*WORK TO DO:*
Reproduce word for word each line from the first one through the line containing "x-tick-label: 2022/1/4 — [613, 685, 666, 726]", and include both of those lines.
----- ENTRIES SHOWN
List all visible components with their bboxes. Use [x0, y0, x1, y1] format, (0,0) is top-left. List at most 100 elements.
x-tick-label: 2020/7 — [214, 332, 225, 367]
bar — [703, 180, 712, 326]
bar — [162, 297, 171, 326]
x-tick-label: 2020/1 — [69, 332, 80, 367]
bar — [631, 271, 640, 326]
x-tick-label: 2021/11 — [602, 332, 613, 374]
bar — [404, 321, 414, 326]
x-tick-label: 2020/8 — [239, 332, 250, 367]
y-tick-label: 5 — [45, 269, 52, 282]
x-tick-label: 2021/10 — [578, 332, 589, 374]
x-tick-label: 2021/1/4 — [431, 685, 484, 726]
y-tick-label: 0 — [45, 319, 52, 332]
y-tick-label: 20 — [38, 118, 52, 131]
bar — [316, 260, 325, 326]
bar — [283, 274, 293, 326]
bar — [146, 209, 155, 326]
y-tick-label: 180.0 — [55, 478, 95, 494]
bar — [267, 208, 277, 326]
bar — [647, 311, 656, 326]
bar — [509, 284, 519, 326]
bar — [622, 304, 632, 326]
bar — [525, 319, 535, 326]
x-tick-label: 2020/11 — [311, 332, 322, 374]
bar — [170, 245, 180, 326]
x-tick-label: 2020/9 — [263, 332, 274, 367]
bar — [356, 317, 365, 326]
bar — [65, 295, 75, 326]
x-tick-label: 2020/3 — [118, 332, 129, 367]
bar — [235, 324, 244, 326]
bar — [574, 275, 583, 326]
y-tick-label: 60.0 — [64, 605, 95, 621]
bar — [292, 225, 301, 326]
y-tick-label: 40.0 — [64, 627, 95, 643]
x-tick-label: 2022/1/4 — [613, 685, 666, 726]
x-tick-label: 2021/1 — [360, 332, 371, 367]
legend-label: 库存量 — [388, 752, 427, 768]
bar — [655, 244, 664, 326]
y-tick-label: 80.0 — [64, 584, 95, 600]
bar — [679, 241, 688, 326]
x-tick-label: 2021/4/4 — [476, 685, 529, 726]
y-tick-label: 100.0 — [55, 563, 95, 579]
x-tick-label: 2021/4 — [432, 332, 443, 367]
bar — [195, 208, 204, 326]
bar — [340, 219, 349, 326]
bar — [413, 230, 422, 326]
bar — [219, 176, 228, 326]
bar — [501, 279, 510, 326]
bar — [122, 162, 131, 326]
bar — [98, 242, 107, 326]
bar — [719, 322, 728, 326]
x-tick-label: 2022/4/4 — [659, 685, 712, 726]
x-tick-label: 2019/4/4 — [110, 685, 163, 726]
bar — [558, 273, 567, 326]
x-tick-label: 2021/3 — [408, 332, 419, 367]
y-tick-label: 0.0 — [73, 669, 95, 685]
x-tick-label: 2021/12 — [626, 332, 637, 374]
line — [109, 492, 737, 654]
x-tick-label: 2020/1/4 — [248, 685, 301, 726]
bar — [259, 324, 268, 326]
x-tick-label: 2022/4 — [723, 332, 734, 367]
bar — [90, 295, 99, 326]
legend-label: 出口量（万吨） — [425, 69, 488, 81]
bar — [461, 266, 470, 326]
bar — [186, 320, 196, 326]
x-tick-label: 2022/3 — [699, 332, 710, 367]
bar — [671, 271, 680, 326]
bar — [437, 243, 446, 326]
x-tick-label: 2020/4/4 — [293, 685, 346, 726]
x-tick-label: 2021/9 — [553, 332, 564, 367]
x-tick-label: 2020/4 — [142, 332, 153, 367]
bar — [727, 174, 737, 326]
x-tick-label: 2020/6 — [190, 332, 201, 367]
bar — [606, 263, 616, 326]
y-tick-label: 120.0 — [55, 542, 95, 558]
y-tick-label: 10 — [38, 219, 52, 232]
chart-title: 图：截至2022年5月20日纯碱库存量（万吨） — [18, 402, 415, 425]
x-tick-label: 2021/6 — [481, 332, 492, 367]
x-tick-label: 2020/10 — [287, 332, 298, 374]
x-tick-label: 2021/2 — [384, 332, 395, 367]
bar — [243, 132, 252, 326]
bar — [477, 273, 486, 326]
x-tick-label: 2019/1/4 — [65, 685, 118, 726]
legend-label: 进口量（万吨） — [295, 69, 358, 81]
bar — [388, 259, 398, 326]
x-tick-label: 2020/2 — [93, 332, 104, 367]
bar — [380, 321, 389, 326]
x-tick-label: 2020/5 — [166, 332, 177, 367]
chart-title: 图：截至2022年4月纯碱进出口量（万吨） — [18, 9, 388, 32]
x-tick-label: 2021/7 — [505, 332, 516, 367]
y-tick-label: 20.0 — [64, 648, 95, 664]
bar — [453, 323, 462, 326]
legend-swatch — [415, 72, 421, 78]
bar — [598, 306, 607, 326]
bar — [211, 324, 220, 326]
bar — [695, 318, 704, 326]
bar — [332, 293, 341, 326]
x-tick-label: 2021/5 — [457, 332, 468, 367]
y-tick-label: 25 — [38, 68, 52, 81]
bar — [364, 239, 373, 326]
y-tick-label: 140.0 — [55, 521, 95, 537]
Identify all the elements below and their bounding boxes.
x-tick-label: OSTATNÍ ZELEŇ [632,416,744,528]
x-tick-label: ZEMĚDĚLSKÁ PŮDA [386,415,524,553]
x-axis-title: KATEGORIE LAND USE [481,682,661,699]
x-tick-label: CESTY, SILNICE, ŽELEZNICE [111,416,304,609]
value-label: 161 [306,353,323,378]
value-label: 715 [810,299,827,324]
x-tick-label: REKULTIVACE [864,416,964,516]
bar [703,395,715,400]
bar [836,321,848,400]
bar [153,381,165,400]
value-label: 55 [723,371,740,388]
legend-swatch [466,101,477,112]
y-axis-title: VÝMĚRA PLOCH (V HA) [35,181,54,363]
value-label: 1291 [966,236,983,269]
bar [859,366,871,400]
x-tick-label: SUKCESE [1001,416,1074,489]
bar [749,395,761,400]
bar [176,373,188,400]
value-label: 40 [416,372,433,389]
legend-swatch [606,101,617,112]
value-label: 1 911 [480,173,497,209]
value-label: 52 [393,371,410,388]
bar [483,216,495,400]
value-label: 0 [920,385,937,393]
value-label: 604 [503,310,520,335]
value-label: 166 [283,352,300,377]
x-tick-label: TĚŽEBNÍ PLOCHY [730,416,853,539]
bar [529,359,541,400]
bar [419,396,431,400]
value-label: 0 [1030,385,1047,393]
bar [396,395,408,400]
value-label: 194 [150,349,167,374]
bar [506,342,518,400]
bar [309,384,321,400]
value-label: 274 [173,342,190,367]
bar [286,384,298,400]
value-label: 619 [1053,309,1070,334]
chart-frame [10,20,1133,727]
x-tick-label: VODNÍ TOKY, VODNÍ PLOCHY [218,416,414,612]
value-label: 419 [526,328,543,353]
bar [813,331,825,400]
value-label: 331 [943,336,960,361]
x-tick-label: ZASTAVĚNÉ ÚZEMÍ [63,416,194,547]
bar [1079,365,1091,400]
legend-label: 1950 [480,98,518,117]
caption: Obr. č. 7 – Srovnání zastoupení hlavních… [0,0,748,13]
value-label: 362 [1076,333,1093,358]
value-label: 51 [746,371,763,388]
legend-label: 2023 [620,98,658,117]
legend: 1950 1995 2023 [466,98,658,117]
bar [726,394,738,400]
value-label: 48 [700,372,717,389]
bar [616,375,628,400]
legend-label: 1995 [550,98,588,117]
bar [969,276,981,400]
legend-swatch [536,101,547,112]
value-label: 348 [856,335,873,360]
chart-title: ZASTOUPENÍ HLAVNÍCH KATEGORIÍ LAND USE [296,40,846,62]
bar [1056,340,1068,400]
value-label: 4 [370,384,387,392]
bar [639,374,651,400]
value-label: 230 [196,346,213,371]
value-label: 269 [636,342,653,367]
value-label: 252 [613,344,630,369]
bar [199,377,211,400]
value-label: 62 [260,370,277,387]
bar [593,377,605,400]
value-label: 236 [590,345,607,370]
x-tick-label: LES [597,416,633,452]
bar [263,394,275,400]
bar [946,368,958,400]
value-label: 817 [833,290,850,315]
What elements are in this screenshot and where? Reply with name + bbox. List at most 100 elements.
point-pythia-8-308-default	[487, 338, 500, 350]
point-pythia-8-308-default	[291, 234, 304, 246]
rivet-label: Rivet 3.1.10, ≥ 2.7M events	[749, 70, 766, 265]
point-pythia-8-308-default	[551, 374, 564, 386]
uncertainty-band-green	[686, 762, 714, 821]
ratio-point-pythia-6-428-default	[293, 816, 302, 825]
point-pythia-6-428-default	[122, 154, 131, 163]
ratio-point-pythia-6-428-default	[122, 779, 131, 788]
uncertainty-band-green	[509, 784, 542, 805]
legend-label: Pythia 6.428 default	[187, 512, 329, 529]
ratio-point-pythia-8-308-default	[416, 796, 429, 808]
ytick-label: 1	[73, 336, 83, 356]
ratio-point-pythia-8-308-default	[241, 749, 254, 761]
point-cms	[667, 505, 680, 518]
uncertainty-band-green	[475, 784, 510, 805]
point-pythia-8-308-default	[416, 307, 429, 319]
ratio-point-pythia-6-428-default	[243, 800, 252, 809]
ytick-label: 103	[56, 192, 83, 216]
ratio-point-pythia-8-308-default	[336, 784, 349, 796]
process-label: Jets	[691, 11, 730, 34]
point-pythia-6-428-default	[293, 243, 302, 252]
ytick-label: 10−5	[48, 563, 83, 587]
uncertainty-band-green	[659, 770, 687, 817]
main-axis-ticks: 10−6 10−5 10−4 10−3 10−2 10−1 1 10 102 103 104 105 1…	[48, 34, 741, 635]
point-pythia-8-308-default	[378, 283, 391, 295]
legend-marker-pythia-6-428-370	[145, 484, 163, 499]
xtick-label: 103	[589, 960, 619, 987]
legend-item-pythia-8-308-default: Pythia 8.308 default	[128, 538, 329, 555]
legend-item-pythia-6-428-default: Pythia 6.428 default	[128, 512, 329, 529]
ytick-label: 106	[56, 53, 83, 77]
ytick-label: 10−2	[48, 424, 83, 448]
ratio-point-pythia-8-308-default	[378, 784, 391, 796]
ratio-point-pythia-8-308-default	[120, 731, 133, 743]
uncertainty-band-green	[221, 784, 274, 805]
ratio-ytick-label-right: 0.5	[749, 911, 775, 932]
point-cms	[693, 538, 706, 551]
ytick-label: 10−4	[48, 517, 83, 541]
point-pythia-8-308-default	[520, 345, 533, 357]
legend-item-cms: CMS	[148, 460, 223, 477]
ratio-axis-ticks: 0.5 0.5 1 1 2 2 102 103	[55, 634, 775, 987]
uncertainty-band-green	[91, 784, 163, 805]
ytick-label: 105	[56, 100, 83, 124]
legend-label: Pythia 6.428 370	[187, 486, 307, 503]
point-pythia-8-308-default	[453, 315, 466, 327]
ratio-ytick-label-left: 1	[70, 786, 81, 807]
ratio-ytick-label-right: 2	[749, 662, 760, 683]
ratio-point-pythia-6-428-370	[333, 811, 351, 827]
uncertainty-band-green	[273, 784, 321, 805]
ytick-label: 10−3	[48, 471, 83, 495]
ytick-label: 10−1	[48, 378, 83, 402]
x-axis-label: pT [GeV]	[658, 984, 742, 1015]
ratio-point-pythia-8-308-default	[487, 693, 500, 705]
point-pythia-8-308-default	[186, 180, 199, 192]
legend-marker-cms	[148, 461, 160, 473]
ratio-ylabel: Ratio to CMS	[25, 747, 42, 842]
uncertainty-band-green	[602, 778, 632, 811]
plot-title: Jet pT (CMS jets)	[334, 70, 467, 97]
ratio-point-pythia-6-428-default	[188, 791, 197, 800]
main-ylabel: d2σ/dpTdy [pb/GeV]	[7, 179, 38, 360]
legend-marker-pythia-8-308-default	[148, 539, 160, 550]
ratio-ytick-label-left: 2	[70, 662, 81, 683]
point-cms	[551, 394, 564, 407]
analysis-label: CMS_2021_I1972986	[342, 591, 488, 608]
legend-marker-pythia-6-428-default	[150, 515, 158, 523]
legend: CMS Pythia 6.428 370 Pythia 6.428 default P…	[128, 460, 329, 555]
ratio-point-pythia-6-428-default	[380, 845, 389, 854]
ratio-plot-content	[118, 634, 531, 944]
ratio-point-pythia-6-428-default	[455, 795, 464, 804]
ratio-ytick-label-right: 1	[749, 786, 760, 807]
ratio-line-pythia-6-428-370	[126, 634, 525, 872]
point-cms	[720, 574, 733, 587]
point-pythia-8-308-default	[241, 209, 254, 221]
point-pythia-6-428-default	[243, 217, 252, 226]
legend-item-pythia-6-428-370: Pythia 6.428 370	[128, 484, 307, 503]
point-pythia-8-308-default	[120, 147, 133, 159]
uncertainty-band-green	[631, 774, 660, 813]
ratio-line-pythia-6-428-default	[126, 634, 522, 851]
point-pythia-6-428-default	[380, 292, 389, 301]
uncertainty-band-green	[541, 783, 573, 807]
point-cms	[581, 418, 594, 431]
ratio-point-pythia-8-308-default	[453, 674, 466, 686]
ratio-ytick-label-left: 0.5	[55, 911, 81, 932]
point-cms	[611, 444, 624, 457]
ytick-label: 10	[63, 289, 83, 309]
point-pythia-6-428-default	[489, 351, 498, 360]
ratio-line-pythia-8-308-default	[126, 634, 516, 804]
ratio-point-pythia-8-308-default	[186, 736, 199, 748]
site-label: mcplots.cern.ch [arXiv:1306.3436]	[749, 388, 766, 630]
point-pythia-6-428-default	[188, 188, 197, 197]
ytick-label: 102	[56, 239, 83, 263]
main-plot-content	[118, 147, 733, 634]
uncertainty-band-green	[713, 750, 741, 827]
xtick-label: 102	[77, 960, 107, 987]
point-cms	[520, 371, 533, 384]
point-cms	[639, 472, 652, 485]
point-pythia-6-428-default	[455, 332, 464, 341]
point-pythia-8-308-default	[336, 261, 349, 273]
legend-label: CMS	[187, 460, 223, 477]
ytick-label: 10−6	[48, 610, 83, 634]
----------
*TASK RESULT:*
List all visible components with their bboxes. Use [x0, y0, x1, y1] format, (0,0) is top-left. List at most 100 elements.
x-tick-label: 2020/7 — [214, 332, 225, 367]
bar — [703, 180, 712, 326]
bar — [162, 297, 171, 326]
x-tick-label: 2020/1 — [69, 332, 80, 367]
bar — [631, 271, 640, 326]
x-tick-label: 2021/11 — [602, 332, 613, 374]
bar — [404, 321, 414, 326]
x-tick-label: 2020/8 — [239, 332, 250, 367]
y-tick-label: 5 — [45, 269, 52, 282]
x-tick-label: 2021/10 — [578, 332, 589, 374]
x-tick-label: 2021/1/4 — [431, 685, 484, 726]
y-tick-label: 0 — [45, 319, 52, 332]
y-tick-label: 20 — [38, 118, 52, 131]
bar — [316, 260, 325, 326]
bar — [283, 274, 293, 326]
bar — [146, 209, 155, 326]
y-tick-label: 180.0 — [55, 478, 95, 494]
bar — [267, 208, 277, 326]
bar — [647, 311, 656, 326]
bar — [509, 284, 519, 326]
bar — [622, 304, 632, 326]
bar — [525, 319, 535, 326]
x-tick-label: 2020/11 — [311, 332, 322, 374]
bar — [170, 245, 180, 326]
x-tick-label: 2020/9 — [263, 332, 274, 367]
bar — [356, 317, 365, 326]
bar — [65, 295, 75, 326]
x-tick-label: 2020/3 — [118, 332, 129, 367]
bar — [235, 324, 244, 326]
bar — [574, 275, 583, 326]
y-tick-label: 60.0 — [64, 605, 95, 621]
bar — [292, 225, 301, 326]
y-tick-label: 40.0 — [64, 627, 95, 643]
x-tick-label: 2022/1/4 — [613, 685, 666, 726]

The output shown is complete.